- _STATED EXERCISE_
Search the material and gather each line with "因公出国" in it.

---------- THE RECORDS ----------

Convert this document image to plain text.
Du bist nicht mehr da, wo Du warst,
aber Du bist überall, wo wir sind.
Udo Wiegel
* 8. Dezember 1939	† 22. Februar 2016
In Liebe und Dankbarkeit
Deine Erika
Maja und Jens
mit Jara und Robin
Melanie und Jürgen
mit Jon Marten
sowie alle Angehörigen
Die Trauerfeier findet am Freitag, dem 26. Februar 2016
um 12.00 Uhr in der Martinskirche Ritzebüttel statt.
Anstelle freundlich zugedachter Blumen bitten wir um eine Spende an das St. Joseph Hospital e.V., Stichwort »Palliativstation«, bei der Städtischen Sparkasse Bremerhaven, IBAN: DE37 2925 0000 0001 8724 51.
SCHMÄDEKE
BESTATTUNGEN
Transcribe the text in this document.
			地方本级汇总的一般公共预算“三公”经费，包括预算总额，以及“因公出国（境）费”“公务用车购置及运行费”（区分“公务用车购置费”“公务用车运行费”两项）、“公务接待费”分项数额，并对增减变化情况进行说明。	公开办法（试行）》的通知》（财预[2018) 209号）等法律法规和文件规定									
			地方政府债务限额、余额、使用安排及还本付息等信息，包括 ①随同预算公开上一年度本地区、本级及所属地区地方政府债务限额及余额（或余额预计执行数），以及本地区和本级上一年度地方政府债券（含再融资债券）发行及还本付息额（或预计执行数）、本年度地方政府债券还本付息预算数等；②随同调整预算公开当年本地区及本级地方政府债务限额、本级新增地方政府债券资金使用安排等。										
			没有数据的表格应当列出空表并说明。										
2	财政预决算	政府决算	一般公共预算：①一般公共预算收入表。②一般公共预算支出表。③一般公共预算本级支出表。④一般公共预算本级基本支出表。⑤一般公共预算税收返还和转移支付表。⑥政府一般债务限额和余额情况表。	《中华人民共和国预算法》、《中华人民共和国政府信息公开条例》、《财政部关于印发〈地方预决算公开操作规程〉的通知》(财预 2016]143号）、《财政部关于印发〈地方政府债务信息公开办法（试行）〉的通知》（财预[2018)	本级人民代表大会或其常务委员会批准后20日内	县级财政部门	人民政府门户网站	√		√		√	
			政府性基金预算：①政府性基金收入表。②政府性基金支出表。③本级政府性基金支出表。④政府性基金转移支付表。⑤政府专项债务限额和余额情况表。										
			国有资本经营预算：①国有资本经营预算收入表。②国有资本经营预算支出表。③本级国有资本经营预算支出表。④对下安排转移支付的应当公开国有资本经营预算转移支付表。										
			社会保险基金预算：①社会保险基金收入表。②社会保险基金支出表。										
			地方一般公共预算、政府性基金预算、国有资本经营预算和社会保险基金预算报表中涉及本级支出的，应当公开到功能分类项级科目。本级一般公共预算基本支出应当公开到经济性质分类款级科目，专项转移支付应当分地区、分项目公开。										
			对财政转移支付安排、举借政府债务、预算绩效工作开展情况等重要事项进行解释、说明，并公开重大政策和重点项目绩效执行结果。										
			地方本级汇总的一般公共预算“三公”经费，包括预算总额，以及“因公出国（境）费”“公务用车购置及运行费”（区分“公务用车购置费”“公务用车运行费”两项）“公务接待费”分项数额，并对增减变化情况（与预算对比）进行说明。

----------

- _WRITTEN RESPONSE_
			地方本级汇总的一般公共预算“三公”经费，包括预算总额，以及“因公出国（境）费”“公务用车购置及运行费”（区分“公务用车购置费”“公务用车运行费”两项）、“公务接待费”分项数额，并对增减变化情况进行说明。	公开办法（试行）》的通知》（财预[2018) 209号）等法律法规和文件规定									
			地方本级汇总的一般公共预算“三公”经费，包括预算总额，以及“因公出国（境）费”“公务用车购置及运行费”（区分“公务用车购置费”“公务用车运行费”两项）“公务接待费”分项数额，并对增减变化情况（与预算对比）进行说明。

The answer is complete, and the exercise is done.